→ **SET TASK**
Write out the whole listing exactly as it stands.

====== RECORDS TO USE

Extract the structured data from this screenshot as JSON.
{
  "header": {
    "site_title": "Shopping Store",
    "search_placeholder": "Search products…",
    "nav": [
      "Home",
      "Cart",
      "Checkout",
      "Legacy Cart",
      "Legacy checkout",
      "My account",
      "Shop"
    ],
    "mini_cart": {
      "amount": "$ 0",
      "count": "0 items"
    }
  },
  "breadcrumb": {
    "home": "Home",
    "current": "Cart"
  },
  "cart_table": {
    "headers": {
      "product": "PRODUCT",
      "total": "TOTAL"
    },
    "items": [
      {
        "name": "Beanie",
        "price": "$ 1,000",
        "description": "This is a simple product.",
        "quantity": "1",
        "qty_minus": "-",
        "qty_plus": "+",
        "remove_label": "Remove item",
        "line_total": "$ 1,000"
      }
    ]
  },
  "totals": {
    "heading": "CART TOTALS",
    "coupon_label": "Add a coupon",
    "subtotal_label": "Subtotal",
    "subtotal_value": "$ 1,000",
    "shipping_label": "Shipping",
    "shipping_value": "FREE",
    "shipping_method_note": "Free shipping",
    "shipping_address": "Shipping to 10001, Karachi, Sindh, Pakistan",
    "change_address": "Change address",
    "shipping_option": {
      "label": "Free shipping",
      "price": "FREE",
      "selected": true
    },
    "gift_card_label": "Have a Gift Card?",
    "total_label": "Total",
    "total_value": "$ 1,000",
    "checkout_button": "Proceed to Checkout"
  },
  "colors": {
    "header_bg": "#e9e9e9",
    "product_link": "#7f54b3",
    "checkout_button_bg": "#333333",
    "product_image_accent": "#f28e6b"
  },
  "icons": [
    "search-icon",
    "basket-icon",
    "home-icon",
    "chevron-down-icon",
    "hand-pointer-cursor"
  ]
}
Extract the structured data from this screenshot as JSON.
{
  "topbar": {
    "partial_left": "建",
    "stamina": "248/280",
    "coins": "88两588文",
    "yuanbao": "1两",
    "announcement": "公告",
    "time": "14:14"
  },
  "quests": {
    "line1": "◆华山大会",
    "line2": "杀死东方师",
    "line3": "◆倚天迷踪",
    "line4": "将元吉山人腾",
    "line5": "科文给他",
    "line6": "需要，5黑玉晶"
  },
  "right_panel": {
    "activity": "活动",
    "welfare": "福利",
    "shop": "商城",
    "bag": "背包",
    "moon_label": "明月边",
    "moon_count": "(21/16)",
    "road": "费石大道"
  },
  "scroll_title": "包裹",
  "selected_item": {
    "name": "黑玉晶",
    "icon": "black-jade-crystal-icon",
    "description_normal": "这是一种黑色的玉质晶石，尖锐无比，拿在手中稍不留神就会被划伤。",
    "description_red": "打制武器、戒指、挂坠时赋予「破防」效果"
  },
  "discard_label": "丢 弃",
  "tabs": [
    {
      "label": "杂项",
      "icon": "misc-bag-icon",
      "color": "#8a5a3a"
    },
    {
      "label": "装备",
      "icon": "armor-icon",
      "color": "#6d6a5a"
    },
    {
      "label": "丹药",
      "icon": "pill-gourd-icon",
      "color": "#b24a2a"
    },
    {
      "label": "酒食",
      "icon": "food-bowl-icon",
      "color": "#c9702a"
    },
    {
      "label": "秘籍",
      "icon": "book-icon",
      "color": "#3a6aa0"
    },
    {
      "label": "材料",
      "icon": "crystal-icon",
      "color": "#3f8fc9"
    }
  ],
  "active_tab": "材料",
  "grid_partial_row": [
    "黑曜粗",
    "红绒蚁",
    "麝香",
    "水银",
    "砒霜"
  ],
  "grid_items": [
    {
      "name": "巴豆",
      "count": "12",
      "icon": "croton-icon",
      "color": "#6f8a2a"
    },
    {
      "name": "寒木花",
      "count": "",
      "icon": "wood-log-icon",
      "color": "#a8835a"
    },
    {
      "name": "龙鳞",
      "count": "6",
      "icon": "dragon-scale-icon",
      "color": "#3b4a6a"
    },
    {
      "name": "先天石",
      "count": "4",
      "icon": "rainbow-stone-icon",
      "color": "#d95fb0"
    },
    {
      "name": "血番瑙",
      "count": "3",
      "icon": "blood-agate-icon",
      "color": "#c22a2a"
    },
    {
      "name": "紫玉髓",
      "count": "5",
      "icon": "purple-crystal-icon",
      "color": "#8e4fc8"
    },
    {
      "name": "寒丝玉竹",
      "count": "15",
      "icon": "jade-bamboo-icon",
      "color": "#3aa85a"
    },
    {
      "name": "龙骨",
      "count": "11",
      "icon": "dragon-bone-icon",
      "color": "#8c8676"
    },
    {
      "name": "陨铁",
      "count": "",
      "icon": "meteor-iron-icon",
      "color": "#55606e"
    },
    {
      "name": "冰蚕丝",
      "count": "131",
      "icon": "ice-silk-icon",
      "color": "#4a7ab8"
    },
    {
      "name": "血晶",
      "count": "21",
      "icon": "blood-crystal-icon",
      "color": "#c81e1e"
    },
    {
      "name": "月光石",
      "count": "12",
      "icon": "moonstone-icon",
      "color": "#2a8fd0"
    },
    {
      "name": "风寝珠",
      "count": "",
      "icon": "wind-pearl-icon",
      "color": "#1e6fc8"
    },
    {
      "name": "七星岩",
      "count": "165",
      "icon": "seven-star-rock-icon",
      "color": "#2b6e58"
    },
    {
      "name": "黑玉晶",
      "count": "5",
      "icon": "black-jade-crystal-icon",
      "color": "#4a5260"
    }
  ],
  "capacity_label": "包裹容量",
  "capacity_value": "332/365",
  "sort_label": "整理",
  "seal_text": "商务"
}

============

→ **RESPONSE TO THIS EXERCISE**
Extract the structured data from this screenshot as JSON.
{
  "header": {
    "site_title": "Shopping Store",
    "search_placeholder": "Search products…",
    "nav": [
      "Home",
      "Cart",
      "Checkout",
      "Legacy Cart",
      "Legacy checkout",
      "My account",
      "Shop"
    ],
    "mini_cart": {
      "amount": "$ 0",
      "count": "0 items"
    }
  },
  "breadcrumb": {
    "home": "Home",
    "current": "Cart"
  },
  "cart_table": {
    "headers": {
      "product": "PRODUCT",
      "total": "TOTAL"
    },
    "items": [
      {
        "name": "Beanie",
        "price": "$ 1,000",
        "description": "This is a simple product.",
        "quantity": "1",
        "qty_minus": "-",
        "qty_plus": "+",
        "remove_label": "Remove item",
        "line_total": "$ 1,000"
      }
    ]
  },
  "totals": {
    "heading": "CART TOTALS",
    "coupon_label": "Add a coupon",
    "subtotal_label": "Subtotal",
    "subtotal_value": "$ 1,000",
    "shipping_label": "Shipping",
    "shipping_value": "FREE",
    "shipping_method_note": "Free shipping",
    "shipping_address": "Shipping to 10001, Karachi, Sindh, Pakistan",
    "change_address": "Change address",
    "shipping_option": {
      "label": "Free shipping",
      "price": "FREE",
      "selected": true
    },
    "gift_card_label": "Have a Gift Card?",
    "total_label": "Total",
    "total_value": "$ 1,000",
    "checkout_button": "Proceed to Checkout"
  },
  "colors": {
    "header_bg": "#e9e9e9",
    "product_link": "#7f54b3",
    "checkout_button_bg": "#333333",
    "product_image_accent": "#f28e6b"
  },
  "icons": [
    "search-icon",
    "basket-icon",
    "home-icon",
    "chevron-down-icon",
    "hand-pointer-cursor"
  ]
}
Extract the structured data from this screenshot as JSON.
{
  "topbar": {
    "partial_left": "建",
    "stamina": "248/280",
    "coins": "88两588文",
    "yuanbao": "1两",
    "announcement": "公告",
    "time": "14:14"
  },
  "quests": {
    "line1": "◆华山大会",
    "line2": "杀死东方师",
    "line3": "◆倚天迷踪",
    "line4": "将元吉山人腾",
    "line5": "科文给他",
    "line6": "需要，5黑玉晶"
  },
  "right_panel": {
    "activity": "活动",
    "welfare": "福利",
    "shop": "商城",
    "bag": "背包",
    "moon_label": "明月边",
    "moon_count": "(21/16)",
    "road": "费石大道"
  },
  "scroll_title": "包裹",
  "selected_item": {
    "name": "黑玉晶",
    "icon": "black-jade-crystal-icon",
    "description_normal": "这是一种黑色的玉质晶石，尖锐无比，拿在手中稍不留神就会被划伤。",
    "description_red": "打制武器、戒指、挂坠时赋予「破防」效果"
  },
  "discard_label": "丢 弃",
  "tabs": [
    {
      "label": "杂项",
      "icon": "misc-bag-icon",
      "color": "#8a5a3a"
    },
    {
      "label": "装备",
      "icon": "armor-icon",
      "color": "#6d6a5a"
    },
    {
      "label": "丹药",
      "icon": "pill-gourd-icon",
      "color": "#b24a2a"
    },
    {
      "label": "酒食",
      "icon": "food-bowl-icon",
      "color": "#c9702a"
    },
    {
      "label": "秘籍",
      "icon": "book-icon",
      "color": "#3a6aa0"
    },
    {
      "label": "材料",
      "icon": "crystal-icon",
      "color": "#3f8fc9"
    }
  ],
  "active_tab": "材料",
  "grid_partial_row": [
    "黑曜粗",
    "红绒蚁",
    "麝香",
    "水银",
    "砒霜"
  ],
  "grid_items": [
    {
      "name": "巴豆",
      "count": "12",
      "icon": "croton-icon",
      "color": "#6f8a2a"
    },
    {
      "name": "寒木花",
      "count": "",
      "icon": "wood-log-icon",
      "color": "#a8835a"
    },
    {
      "name": "龙鳞",
      "count": "6",
      "icon": "dragon-scale-icon",
      "color": "#3b4a6a"
    },
    {
      "name": "先天石",
      "count": "4",
      "icon": "rainbow-stone-icon",
      "color": "#d95fb0"
    },
    {
      "name": "血番瑙",
      "count": "3",
      "icon": "blood-agate-icon",
      "color": "#c22a2a"
    },
    {
      "name": "紫玉髓",
      "count": "5",
      "icon": "purple-crystal-icon",
      "color": "#8e4fc8"
    },
    {
      "name": "寒丝玉竹",
      "count": "15",
      "icon": "jade-bamboo-icon",
      "color": "#3aa85a"
    },
    {
      "name": "龙骨",
      "count": "11",
      "icon": "dragon-bone-icon",
      "color": "#8c8676"
    },
    {
      "name": "陨铁",
      "count": "",
      "icon": "meteor-iron-icon",
      "color": "#55606e"
    },
    {
      "name": "冰蚕丝",
      "count": "131",
      "icon": "ice-silk-icon",
      "color": "#4a7ab8"
    },
    {
      "name": "血晶",
      "count": "21",
      "icon": "blood-crystal-icon",
      "color": "#c81e1e"
    },
    {
      "name": "月光石",
      "count": "12",
      "icon": "moonstone-icon",
      "color": "#2a8fd0"
    },
    {
      "name": "风寝珠",
      "count": "",
      "icon": "wind-pearl-icon",
      "color": "#1e6fc8"
    },
    {
      "name": "七星岩",
      "count": "165",
      "icon": "seven-star-rock-icon",
      "color": "#2b6e58"
    },
    {
      "name": "黑玉晶",
      "count": "5",
      "icon": "black-jade-crystal-icon",
      "color": "#4a5260"
    }
  ],
  "capacity_label": "包裹容量",
  "capacity_value": "332/365",
  "sort_label": "整理",
  "seal_text": "商务"
}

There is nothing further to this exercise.